* TASK TO CARRY OUT *
Exactly as they appear, output all of the entries.

* RECORDS FOR THIS EXERCISE *

:::

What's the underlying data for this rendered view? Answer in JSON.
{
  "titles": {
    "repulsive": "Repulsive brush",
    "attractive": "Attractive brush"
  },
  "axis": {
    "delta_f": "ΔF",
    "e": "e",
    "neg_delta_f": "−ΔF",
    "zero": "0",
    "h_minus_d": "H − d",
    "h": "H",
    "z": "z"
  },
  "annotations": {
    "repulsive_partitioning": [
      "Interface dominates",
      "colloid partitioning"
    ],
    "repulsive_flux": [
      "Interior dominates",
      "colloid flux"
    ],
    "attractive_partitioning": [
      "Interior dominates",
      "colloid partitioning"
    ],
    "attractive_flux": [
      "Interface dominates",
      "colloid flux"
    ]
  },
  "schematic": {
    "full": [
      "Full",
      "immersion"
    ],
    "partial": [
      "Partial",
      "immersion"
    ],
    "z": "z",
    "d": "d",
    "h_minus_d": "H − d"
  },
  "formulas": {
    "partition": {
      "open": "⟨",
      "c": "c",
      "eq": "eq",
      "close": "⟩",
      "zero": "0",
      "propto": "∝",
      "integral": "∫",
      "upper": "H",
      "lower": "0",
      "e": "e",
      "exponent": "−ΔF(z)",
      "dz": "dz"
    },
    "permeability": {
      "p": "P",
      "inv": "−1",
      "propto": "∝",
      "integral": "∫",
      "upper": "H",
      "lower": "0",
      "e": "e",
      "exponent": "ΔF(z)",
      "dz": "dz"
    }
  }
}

:::

* RESPONSE *
What's the underlying data for this rendered view? Answer in JSON.
{
  "titles": {
    "repulsive": "Repulsive brush",
    "attractive": "Attractive brush"
  },
  "axis": {
    "delta_f": "ΔF",
    "e": "e",
    "neg_delta_f": "−ΔF",
    "zero": "0",
    "h_minus_d": "H − d",
    "h": "H",
    "z": "z"
  },
  "annotations": {
    "repulsive_partitioning": [
      "Interface dominates",
      "colloid partitioning"
    ],
    "repulsive_flux": [
      "Interior dominates",
      "colloid flux"
    ],
    "attractive_partitioning": [
      "Interior dominates",
      "colloid partitioning"
    ],
    "attractive_flux": [
      "Interface dominates",
      "colloid flux"
    ]
  },
  "schematic": {
    "full": [
      "Full",
      "immersion"
    ],
    "partial": [
      "Partial",
      "immersion"
    ],
    "z": "z",
    "d": "d",
    "h_minus_d": "H − d"
  },
  "formulas": {
    "partition": {
      "open": "⟨",
      "c": "c",
      "eq": "eq",
      "close": "⟩",
      "zero": "0",
      "propto": "∝",
      "integral": "∫",
      "upper": "H",
      "lower": "0",
      "e": "e",
      "exponent": "−ΔF(z)",
      "dz": "dz"
    },
    "permeability": {
      "p": "P",
      "inv": "−1",
      "propto": "∝",
      "integral": "∫",
      "upper": "H",
      "lower": "0",
      "e": "e",
      "exponent": "ΔF(z)",
      "dz": "dz"
    }
  }
}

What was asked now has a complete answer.